_Records to use_:
____________

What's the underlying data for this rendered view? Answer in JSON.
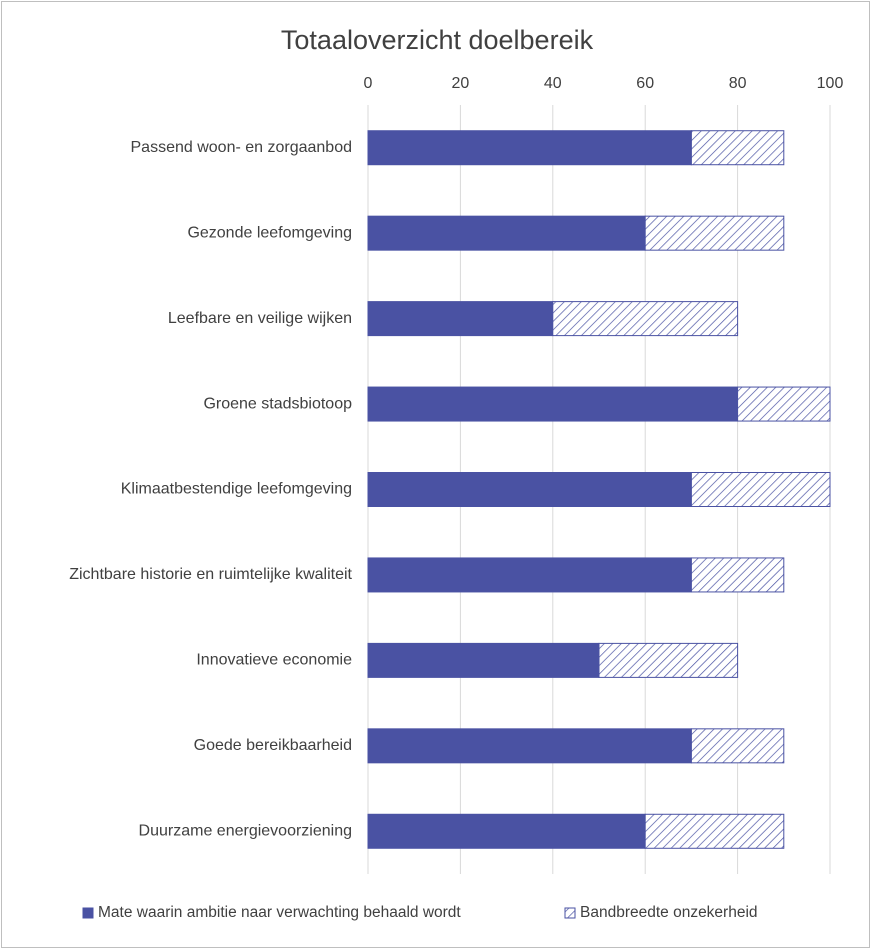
{
  "chart_data": {
    "type": "stacked_barh",
    "title": "Totaaloverzicht doelbereik",
    "categories": [
      "Passend woon- en zorgaanbod",
      "Gezonde leefomgeving",
      "Leefbare en veilige wijken",
      "Groene stadsbiotoop",
      "Klimaatbestendige leefomgeving",
      "Zichtbare historie en ruimtelijke kwaliteit",
      "Innovatieve economie",
      "Goede bereikbaarheid",
      "Duurzame energievoorziening"
    ],
    "series": [
      {
        "name": "Mate waarin ambitie naar verwachting behaald wordt",
        "color": "#4a52a3",
        "pattern": "solid",
        "values": [
          70,
          60,
          40,
          80,
          70,
          70,
          50,
          70,
          60
        ]
      },
      {
        "name": "Bandbreedte onzekerheid",
        "color": "#4a52a3",
        "pattern": "hatch",
        "values": [
          20,
          30,
          40,
          20,
          30,
          20,
          30,
          20,
          30
        ]
      }
    ],
    "xlim": [
      0,
      100
    ],
    "xticks": [
      0,
      20,
      40,
      60,
      80,
      100
    ],
    "grid": true,
    "legend": "bottom"
  }
}
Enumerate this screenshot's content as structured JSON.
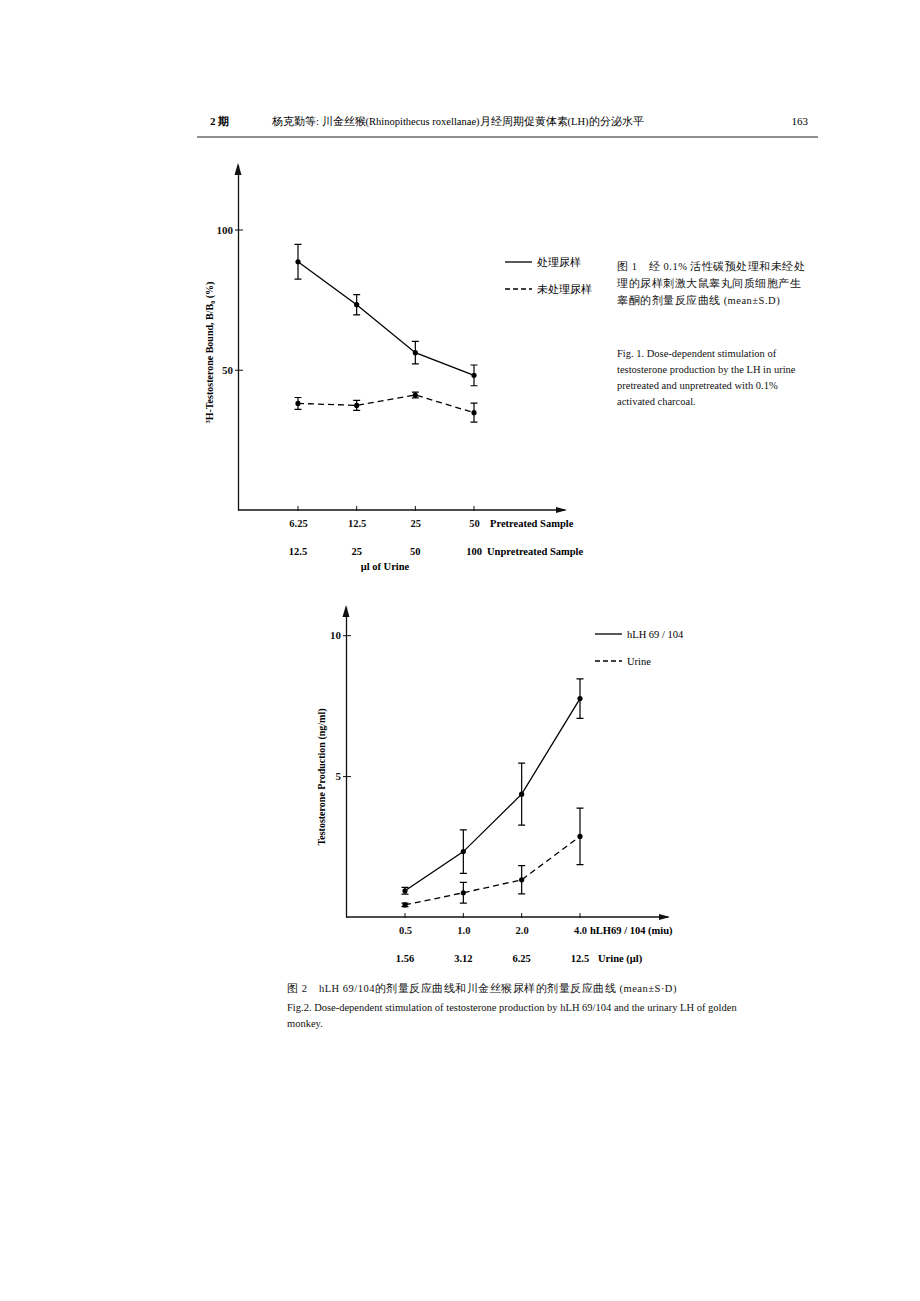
{
  "header": {
    "issue": "2 期",
    "title": "杨克勤等: 川金丝猴(Rhinopithecus roxellanae)月经周期促黄体素(LH)的分泌水平",
    "page": "163"
  },
  "chart_data": [
    {
      "type": "line",
      "y_label": "³H-Testosterone Bound, B/B₀ (%)",
      "x_label": "μl of Urine",
      "x_rows": [
        {
          "label": "Pretreated Sample",
          "categories": [
            "6.25",
            "12.5",
            "25",
            "50"
          ]
        },
        {
          "label": "Unpretreated Sample",
          "categories": [
            "12.5",
            "25",
            "50",
            "100"
          ]
        }
      ],
      "ylim": [
        0,
        123
      ],
      "yticks": [
        50,
        100
      ],
      "legend": "upper right",
      "series": [
        {
          "name": "处理尿样",
          "color": "#000000",
          "line_style": "solid",
          "marker": "circle",
          "values": [
            88.5,
            73.2,
            56.1,
            48.0
          ],
          "errors": [
            6.2,
            3.6,
            4.0,
            3.7
          ]
        },
        {
          "name": "未处理尿样",
          "color": "#000000",
          "line_style": "dashed",
          "marker": "circle",
          "values": [
            38.0,
            37.3,
            41.0,
            34.7
          ],
          "errors": [
            2.1,
            1.8,
            1.0,
            3.4
          ]
        }
      ],
      "caption_zh": "图 1　经 0.1% 活性碳预处理和未经处理的尿样刺激大鼠睾丸间质细胞产生睾酮的剂量反应曲线 (mean±S.D)",
      "caption_en": "Fig. 1. Dose-dependent stimulation of testosterone production by the LH in urine pretreated and unpretreated with 0.1% activated charcoal."
    },
    {
      "type": "line",
      "y_label": "Testosterone Production (ng/ml)",
      "x_rows": [
        {
          "label": "hLH69 / 104 (miu)",
          "categories": [
            "0.5",
            "1.0",
            "2.0",
            "4.0"
          ]
        },
        {
          "label": "Urine (μl)",
          "categories": [
            "1.56",
            "3.12",
            "6.25",
            "12.5"
          ]
        }
      ],
      "ylim": [
        0,
        11
      ],
      "yticks": [
        5,
        10
      ],
      "legend": "upper right",
      "series": [
        {
          "name": "hLH 69 / 104",
          "color": "#000000",
          "line_style": "solid",
          "marker": "circle",
          "values": [
            0.93,
            2.32,
            4.36,
            7.75
          ],
          "errors": [
            0.12,
            0.77,
            1.1,
            0.7
          ]
        },
        {
          "name": "Urine",
          "color": "#000000",
          "line_style": "dashed",
          "marker": "circle",
          "values": [
            0.43,
            0.86,
            1.32,
            2.86
          ],
          "errors": [
            0.06,
            0.37,
            0.5,
            1.0
          ]
        }
      ],
      "caption_zh": "图 2　hLH 69/104的剂量反应曲线和川金丝猴尿样的剂量反应曲线 (mean±S·D)",
      "caption_en": "Fig.2. Dose-dependent stimulation of testosterone production by hLH 69/104 and the urinary LH of golden monkey."
    }
  ]
}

____________

_Set exercise_:
Transcribe the material exactly, leaving every picture out.

_Task solution_:
What's the underlying data for this rendered view? Answer in JSON.
{
  "chart_data": {
    "type": "stacked_barh",
    "title": "Totaaloverzicht doelbereik",
    "categories": [
      "Passend woon- en zorgaanbod",
      "Gezonde leefomgeving",
      "Leefbare en veilige wijken",
      "Groene stadsbiotoop",
      "Klimaatbestendige leefomgeving",
      "Zichtbare historie en ruimtelijke kwaliteit",
      "Innovatieve economie",
      "Goede bereikbaarheid",
      "Duurzame energievoorziening"
    ],
    "series": [
      {
        "name": "Mate waarin ambitie naar verwachting behaald wordt",
        "color": "#4a52a3",
        "pattern": "solid",
        "values": [
          70,
          60,
          40,
          80,
          70,
          70,
          50,
          70,
          60
        ]
      },
      {
        "name": "Bandbreedte onzekerheid",
        "color": "#4a52a3",
        "pattern": "hatch",
        "values": [
          20,
          30,
          40,
          20,
          30,
          20,
          30,
          20,
          30
        ]
      }
    ],
    "xlim": [
      0,
      100
    ],
    "xticks": [
      0,
      20,
      40,
      60,
      80,
      100
    ],
    "grid": true,
    "legend": "bottom"
  }
}
Enumerate this screenshot's content as structured JSON.
{
  "header": {
    "issue": "2 期",
    "title": "杨克勤等: 川金丝猴(Rhinopithecus roxellanae)月经周期促黄体素(LH)的分泌水平",
    "page": "163"
  },
  "chart_data": [
    {
      "type": "line",
      "y_label": "³H-Testosterone Bound, B/B₀ (%)",
      "x_label": "μl of Urine",
      "x_rows": [
        {
          "label": "Pretreated Sample",
          "categories": [
            "6.25",
            "12.5",
            "25",
            "50"
          ]
        },
        {
          "label": "Unpretreated Sample",
          "categories": [
            "12.5",
            "25",
            "50",
            "100"
          ]
        }
      ],
      "ylim": [
        0,
        123
      ],
      "yticks": [
        50,
        100
      ],
      "legend": "upper right",
      "series": [
        {
          "name": "处理尿样",
          "color": "#000000",
          "line_style": "solid",
          "marker": "circle",
          "values": [
            88.5,
            73.2,
            56.1,
            48.0
          ],
          "errors": [
            6.2,
            3.6,
            4.0,
            3.7
          ]
        },
        {
          "name": "未处理尿样",
          "color": "#000000",
          "line_style": "dashed",
          "marker": "circle",
          "values": [
            38.0,
            37.3,
            41.0,
            34.7
          ],
          "errors": [
            2.1,
            1.8,
            1.0,
            3.4
          ]
        }
      ],
      "caption_zh": "图 1　经 0.1% 活性碳预处理和未经处理的尿样刺激大鼠睾丸间质细胞产生睾酮的剂量反应曲线 (mean±S.D)",
      "caption_en": "Fig. 1. Dose-dependent stimulation of testosterone production by the LH in urine pretreated and unpretreated with 0.1% activated charcoal."
    },
    {
      "type": "line",
      "y_label": "Testosterone Production (ng/ml)",
      "x_rows": [
        {
          "label": "hLH69 / 104 (miu)",
          "categories": [
            "0.5",
            "1.0",
            "2.0",
            "4.0"
          ]
        },
        {
          "label": "Urine (μl)",
          "categories": [
            "1.56",
            "3.12",
            "6.25",
            "12.5"
          ]
        }
      ],
      "ylim": [
        0,
        11
      ],
      "yticks": [
        5,
        10
      ],
      "legend": "upper right",
      "series": [
        {
          "name": "hLH 69 / 104",
          "color": "#000000",
          "line_style": "solid",
          "marker": "circle",
          "values": [
            0.93,
            2.32,
            4.36,
            7.75
          ],
          "errors": [
            0.12,
            0.77,
            1.1,
            0.7
          ]
        },
        {
          "name": "Urine",
          "color": "#000000",
          "line_style": "dashed",
          "marker": "circle",
          "values": [
            0.43,
            0.86,
            1.32,
            2.86
          ],
          "errors": [
            0.06,
            0.37,
            0.5,
            1.0
          ]
        }
      ],
      "caption_zh": "图 2　hLH 69/104的剂量反应曲线和川金丝猴尿样的剂量反应曲线 (mean±S·D)",
      "caption_en": "Fig.2. Dose-dependent stimulation of testosterone production by hLH 69/104 and the urinary LH of golden monkey."
    }
  ]
}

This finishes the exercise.